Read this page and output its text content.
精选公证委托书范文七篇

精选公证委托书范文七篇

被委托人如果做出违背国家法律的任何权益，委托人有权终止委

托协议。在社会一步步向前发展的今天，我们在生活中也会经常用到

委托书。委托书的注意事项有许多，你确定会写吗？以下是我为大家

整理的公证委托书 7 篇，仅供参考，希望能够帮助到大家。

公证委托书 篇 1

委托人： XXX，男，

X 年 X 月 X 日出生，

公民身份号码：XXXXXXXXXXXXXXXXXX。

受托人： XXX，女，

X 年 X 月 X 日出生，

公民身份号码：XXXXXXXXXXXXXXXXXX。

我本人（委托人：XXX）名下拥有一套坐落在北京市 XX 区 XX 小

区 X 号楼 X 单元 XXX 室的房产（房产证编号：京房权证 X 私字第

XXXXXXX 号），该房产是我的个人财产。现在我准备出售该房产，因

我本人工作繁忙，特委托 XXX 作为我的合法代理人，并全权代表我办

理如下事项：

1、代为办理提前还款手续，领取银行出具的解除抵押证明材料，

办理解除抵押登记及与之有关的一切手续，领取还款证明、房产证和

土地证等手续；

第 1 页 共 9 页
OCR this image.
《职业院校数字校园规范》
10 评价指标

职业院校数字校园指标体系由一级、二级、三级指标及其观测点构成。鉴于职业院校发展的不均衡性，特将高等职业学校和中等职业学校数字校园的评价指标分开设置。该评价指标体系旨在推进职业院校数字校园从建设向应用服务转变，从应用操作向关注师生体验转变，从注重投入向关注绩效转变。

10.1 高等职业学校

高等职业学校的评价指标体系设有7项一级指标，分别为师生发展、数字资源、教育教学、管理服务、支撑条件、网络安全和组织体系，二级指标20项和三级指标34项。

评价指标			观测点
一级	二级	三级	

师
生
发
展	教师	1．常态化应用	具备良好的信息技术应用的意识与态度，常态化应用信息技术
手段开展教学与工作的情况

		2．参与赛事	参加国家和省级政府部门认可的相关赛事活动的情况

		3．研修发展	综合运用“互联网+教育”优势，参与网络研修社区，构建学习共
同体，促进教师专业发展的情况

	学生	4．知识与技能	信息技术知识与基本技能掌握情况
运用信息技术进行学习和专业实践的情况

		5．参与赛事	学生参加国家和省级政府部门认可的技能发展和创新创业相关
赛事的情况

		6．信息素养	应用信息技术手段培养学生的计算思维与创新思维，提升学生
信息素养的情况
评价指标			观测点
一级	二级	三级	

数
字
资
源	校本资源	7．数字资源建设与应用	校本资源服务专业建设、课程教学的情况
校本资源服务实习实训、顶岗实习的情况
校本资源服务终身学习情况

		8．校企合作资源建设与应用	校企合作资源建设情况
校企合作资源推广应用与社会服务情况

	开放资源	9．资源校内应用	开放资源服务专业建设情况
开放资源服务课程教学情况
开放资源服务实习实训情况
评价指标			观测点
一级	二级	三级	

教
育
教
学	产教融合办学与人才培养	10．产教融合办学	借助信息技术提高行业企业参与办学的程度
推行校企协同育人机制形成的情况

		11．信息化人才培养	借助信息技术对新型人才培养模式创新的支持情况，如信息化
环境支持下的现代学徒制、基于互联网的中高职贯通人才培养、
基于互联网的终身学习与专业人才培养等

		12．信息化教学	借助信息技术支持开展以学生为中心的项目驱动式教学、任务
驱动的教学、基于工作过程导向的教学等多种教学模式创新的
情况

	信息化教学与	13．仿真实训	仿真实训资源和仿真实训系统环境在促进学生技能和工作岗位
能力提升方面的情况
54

## What you need to do
Write out the material exactly as given.

## Task answer
Read this page and output its text content.
精选公证委托书范文七篇

精选公证委托书范文七篇

被委托人如果做出违背国家法律的任何权益，委托人有权终止委

托协议。在社会一步步向前发展的今天，我们在生活中也会经常用到

委托书。委托书的注意事项有许多，你确定会写吗？以下是我为大家

整理的公证委托书 7 篇，仅供参考，希望能够帮助到大家。

公证委托书 篇 1

委托人： XXX，男，

X 年 X 月 X 日出生，

公民身份号码：XXXXXXXXXXXXXXXXXX。

受托人： XXX，女，

X 年 X 月 X 日出生，

公民身份号码：XXXXXXXXXXXXXXXXXX。

我本人（委托人：XXX）名下拥有一套坐落在北京市 XX 区 XX 小

区 X 号楼 X 单元 XXX 室的房产（房产证编号：京房权证 X 私字第

XXXXXXX 号），该房产是我的个人财产。现在我准备出售该房产，因

我本人工作繁忙，特委托 XXX 作为我的合法代理人，并全权代表我办

理如下事项：

1、代为办理提前还款手续，领取银行出具的解除抵押证明材料，

办理解除抵押登记及与之有关的一切手续，领取还款证明、房产证和

土地证等手续；

第 1 页 共 9 页
OCR this image.
《职业院校数字校园规范》
10 评价指标

职业院校数字校园指标体系由一级、二级、三级指标及其观测点构成。鉴于职业院校发展的不均衡性，特将高等职业学校和中等职业学校数字校园的评价指标分开设置。该评价指标体系旨在推进职业院校数字校园从建设向应用服务转变，从应用操作向关注师生体验转变，从注重投入向关注绩效转变。

10.1 高等职业学校

高等职业学校的评价指标体系设有7项一级指标，分别为师生发展、数字资源、教育教学、管理服务、支撑条件、网络安全和组织体系，二级指标20项和三级指标34项。

评价指标			观测点
一级	二级	三级	

师
生
发
展	教师	1．常态化应用	具备良好的信息技术应用的意识与态度，常态化应用信息技术
手段开展教学与工作的情况

		2．参与赛事	参加国家和省级政府部门认可的相关赛事活动的情况

		3．研修发展	综合运用“互联网+教育”优势，参与网络研修社区，构建学习共
同体，促进教师专业发展的情况

	学生	4．知识与技能	信息技术知识与基本技能掌握情况
运用信息技术进行学习和专业实践的情况

		5．参与赛事	学生参加国家和省级政府部门认可的技能发展和创新创业相关
赛事的情况

		6．信息素养	应用信息技术手段培养学生的计算思维与创新思维，提升学生
信息素养的情况
评价指标			观测点
一级	二级	三级	

数
字
资
源	校本资源	7．数字资源建设与应用	校本资源服务专业建设、课程教学的情况
校本资源服务实习实训、顶岗实习的情况
校本资源服务终身学习情况

		8．校企合作资源建设与应用	校企合作资源建设情况
校企合作资源推广应用与社会服务情况

	开放资源	9．资源校内应用	开放资源服务专业建设情况
开放资源服务课程教学情况
开放资源服务实习实训情况
评价指标			观测点
一级	二级	三级	

教
育
教
学	产教融合办学与人才培养	10．产教融合办学	借助信息技术提高行业企业参与办学的程度
推行校企协同育人机制形成的情况

		11．信息化人才培养	借助信息技术对新型人才培养模式创新的支持情况，如信息化
环境支持下的现代学徒制、基于互联网的中高职贯通人才培养、
基于互联网的终身学习与专业人才培养等

		12．信息化教学	借助信息技术支持开展以学生为中心的项目驱动式教学、任务
驱动的教学、基于工作过程导向的教学等多种教学模式创新的
情况

	信息化教学与	13．仿真实训	仿真实训资源和仿真实训系统环境在促进学生技能和工作岗位
能力提升方面的情况
54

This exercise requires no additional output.